▶ Structured figure records:
■ ■ ■ ■
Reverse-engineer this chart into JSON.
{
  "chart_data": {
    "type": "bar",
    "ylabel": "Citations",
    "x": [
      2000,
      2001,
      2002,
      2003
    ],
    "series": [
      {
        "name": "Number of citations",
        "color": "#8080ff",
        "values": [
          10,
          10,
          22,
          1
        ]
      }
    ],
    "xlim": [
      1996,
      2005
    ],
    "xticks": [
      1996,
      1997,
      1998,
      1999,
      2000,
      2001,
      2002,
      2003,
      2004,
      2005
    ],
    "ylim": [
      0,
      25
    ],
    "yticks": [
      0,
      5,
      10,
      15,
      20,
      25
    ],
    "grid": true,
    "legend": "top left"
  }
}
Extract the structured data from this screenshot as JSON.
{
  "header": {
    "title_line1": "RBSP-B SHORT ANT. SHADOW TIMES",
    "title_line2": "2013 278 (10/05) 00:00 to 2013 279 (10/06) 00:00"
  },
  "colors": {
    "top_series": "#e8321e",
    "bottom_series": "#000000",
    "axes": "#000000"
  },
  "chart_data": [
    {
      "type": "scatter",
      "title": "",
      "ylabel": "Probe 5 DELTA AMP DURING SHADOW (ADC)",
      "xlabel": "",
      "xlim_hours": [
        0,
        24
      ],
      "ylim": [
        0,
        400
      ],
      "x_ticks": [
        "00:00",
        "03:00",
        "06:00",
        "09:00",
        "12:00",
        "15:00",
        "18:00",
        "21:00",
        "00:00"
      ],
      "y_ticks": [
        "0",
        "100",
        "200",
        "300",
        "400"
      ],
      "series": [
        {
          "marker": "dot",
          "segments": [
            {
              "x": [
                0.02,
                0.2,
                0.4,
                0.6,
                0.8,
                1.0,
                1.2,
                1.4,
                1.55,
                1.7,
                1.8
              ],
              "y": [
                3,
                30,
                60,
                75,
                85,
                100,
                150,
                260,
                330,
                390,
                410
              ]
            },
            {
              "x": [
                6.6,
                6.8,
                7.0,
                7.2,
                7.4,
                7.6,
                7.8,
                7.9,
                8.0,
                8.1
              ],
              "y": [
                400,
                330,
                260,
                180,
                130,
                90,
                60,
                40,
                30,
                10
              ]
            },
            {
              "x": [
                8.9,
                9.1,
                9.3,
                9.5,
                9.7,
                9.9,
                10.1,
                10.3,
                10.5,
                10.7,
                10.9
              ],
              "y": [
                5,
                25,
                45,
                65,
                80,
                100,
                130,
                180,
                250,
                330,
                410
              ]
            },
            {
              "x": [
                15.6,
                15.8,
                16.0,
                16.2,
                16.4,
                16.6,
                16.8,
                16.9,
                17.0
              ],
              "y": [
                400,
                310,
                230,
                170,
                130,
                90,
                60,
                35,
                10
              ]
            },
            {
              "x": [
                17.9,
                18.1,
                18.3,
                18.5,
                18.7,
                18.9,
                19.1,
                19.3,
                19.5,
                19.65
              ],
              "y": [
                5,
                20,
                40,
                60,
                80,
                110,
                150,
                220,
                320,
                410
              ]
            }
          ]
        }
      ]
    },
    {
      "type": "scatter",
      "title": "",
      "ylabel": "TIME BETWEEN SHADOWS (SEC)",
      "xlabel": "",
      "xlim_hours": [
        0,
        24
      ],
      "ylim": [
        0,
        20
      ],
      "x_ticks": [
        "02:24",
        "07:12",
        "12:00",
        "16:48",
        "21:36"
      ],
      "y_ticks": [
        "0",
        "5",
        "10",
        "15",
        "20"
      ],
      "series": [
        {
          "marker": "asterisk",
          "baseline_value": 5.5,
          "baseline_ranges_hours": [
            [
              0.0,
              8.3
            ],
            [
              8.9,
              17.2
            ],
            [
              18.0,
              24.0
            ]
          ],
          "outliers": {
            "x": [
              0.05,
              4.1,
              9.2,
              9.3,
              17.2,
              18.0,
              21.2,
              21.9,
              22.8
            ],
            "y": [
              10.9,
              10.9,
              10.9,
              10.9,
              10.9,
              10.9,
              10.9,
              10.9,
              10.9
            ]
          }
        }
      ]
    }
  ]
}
■ ■ ■ ■
▶ Work required: Extract all the entries word for word.

▶ Response below:
Reverse-engineer this chart into JSON.
{
  "chart_data": {
    "type": "bar",
    "ylabel": "Citations",
    "x": [
      2000,
      2001,
      2002,
      2003
    ],
    "series": [
      {
        "name": "Number of citations",
        "color": "#8080ff",
        "values": [
          10,
          10,
          22,
          1
        ]
      }
    ],
    "xlim": [
      1996,
      2005
    ],
    "xticks": [
      1996,
      1997,
      1998,
      1999,
      2000,
      2001,
      2002,
      2003,
      2004,
      2005
    ],
    "ylim": [
      0,
      25
    ],
    "yticks": [
      0,
      5,
      10,
      15,
      20,
      25
    ],
    "grid": true,
    "legend": "top left"
  }
}
Extract the structured data from this screenshot as JSON.
{
  "header": {
    "title_line1": "RBSP-B SHORT ANT. SHADOW TIMES",
    "title_line2": "2013 278 (10/05) 00:00 to 2013 279 (10/06) 00:00"
  },
  "colors": {
    "top_series": "#e8321e",
    "bottom_series": "#000000",
    "axes": "#000000"
  },
  "chart_data": [
    {
      "type": "scatter",
      "title": "",
      "ylabel": "Probe 5 DELTA AMP DURING SHADOW (ADC)",
      "xlabel": "",
      "xlim_hours": [
        0,
        24
      ],
      "ylim": [
        0,
        400
      ],
      "x_ticks": [
        "00:00",
        "03:00",
        "06:00",
        "09:00",
        "12:00",
        "15:00",
        "18:00",
        "21:00",
        "00:00"
      ],
      "y_ticks": [
        "0",
        "100",
        "200",
        "300",
        "400"
      ],
      "series": [
        {
          "marker": "dot",
          "segments": [
            {
              "x": [
                0.02,
                0.2,
                0.4,
                0.6,
                0.8,
                1.0,
                1.2,
                1.4,
                1.55,
                1.7,
                1.8
              ],
              "y": [
                3,
                30,
                60,
                75,
                85,
                100,
                150,
                260,
                330,
                390,
                410
              ]
            },
            {
              "x": [
                6.6,
                6.8,
                7.0,
                7.2,
                7.4,
                7.6,
                7.8,
                7.9,
                8.0,
                8.1
              ],
              "y": [
                400,
                330,
                260,
                180,
                130,
                90,
                60,
                40,
                30,
                10
              ]
            },
            {
              "x": [
                8.9,
                9.1,
                9.3,
                9.5,
                9.7,
                9.9,
                10.1,
                10.3,
                10.5,
                10.7,
                10.9
              ],
              "y": [
                5,
                25,
                45,
                65,
                80,
                100,
                130,
                180,
                250,
                330,
                410
              ]
            },
            {
              "x": [
                15.6,
                15.8,
                16.0,
                16.2,
                16.4,
                16.6,
                16.8,
                16.9,
                17.0
              ],
              "y": [
                400,
                310,
                230,
                170,
                130,
                90,
                60,
                35,
                10
              ]
            },
            {
              "x": [
                17.9,
                18.1,
                18.3,
                18.5,
                18.7,
                18.9,
                19.1,
                19.3,
                19.5,
                19.65
              ],
              "y": [
                5,
                20,
                40,
                60,
                80,
                110,
                150,
                220,
                320,
                410
              ]
            }
          ]
        }
      ]
    },
    {
      "type": "scatter",
      "title": "",
      "ylabel": "TIME BETWEEN SHADOWS (SEC)",
      "xlabel": "",
      "xlim_hours": [
        0,
        24
      ],
      "ylim": [
        0,
        20
      ],
      "x_ticks": [
        "02:24",
        "07:12",
        "12:00",
        "16:48",
        "21:36"
      ],
      "y_ticks": [
        "0",
        "5",
        "10",
        "15",
        "20"
      ],
      "series": [
        {
          "marker": "asterisk",
          "baseline_value": 5.5,
          "baseline_ranges_hours": [
            [
              0.0,
              8.3
            ],
            [
              8.9,
              17.2
            ],
            [
              18.0,
              24.0
            ]
          ],
          "outliers": {
            "x": [
              0.05,
              4.1,
              9.2,
              9.3,
              17.2,
              18.0,
              21.2,
              21.9,
              22.8
            ],
            "y": [
              10.9,
              10.9,
              10.9,
              10.9,
              10.9,
              10.9,
              10.9,
              10.9,
              10.9
            ]
          }
        }
      ]
    }
  ]
}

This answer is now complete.